Data records:
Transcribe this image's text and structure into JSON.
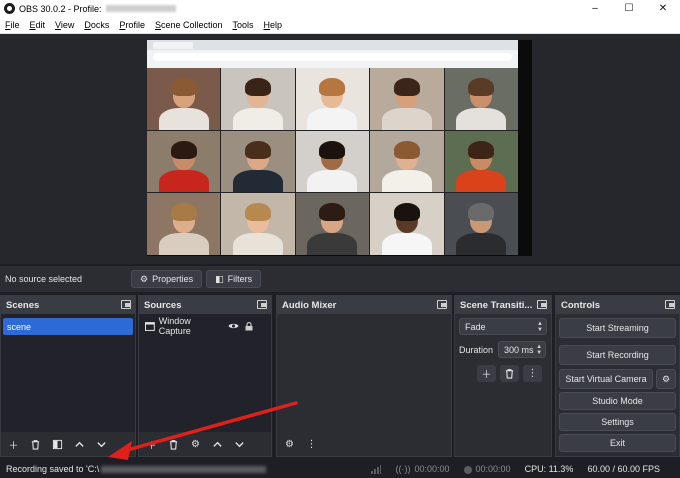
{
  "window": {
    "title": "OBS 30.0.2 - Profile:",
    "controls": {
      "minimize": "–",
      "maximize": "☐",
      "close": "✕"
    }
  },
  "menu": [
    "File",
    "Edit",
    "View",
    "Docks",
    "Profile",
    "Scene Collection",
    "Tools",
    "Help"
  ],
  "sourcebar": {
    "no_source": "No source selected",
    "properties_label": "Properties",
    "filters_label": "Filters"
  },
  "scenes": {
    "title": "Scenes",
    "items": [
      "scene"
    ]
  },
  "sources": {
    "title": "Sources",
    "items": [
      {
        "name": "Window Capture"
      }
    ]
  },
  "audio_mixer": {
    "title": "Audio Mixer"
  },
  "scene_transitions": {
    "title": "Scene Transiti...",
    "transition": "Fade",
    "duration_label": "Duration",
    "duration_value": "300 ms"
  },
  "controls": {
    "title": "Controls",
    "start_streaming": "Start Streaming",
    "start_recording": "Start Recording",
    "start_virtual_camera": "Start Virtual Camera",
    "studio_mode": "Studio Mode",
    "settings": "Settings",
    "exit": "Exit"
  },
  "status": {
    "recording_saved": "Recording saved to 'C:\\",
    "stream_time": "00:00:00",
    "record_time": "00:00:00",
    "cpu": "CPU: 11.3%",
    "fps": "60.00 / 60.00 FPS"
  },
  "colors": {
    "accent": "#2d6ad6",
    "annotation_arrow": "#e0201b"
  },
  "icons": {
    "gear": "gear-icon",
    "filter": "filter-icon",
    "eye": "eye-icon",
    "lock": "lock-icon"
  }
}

== Objective ==
Copy every line of the data exactly as written, excluding the pictures.

== Output below ==
Transcribe this image's text and structure into JSON.
{
  "window": {
    "title": "OBS 30.0.2 - Profile:",
    "controls": {
      "minimize": "–",
      "maximize": "☐",
      "close": "✕"
    }
  },
  "menu": [
    "File",
    "Edit",
    "View",
    "Docks",
    "Profile",
    "Scene Collection",
    "Tools",
    "Help"
  ],
  "sourcebar": {
    "no_source": "No source selected",
    "properties_label": "Properties",
    "filters_label": "Filters"
  },
  "scenes": {
    "title": "Scenes",
    "items": [
      "scene"
    ]
  },
  "sources": {
    "title": "Sources",
    "items": [
      {
        "name": "Window Capture"
      }
    ]
  },
  "audio_mixer": {
    "title": "Audio Mixer"
  },
  "scene_transitions": {
    "title": "Scene Transiti...",
    "transition": "Fade",
    "duration_label": "Duration",
    "duration_value": "300 ms"
  },
  "controls": {
    "title": "Controls",
    "start_streaming": "Start Streaming",
    "start_recording": "Start Recording",
    "start_virtual_camera": "Start Virtual Camera",
    "studio_mode": "Studio Mode",
    "settings": "Settings",
    "exit": "Exit"
  },
  "status": {
    "recording_saved": "Recording saved to 'C:\\",
    "stream_time": "00:00:00",
    "record_time": "00:00:00",
    "cpu": "CPU: 11.3%",
    "fps": "60.00 / 60.00 FPS"
  },
  "colors": {
    "accent": "#2d6ad6",
    "annotation_arrow": "#e0201b"
  },
  "icons": {
    "gear": "gear-icon",
    "filter": "filter-icon",
    "eye": "eye-icon",
    "lock": "lock-icon"
  }
}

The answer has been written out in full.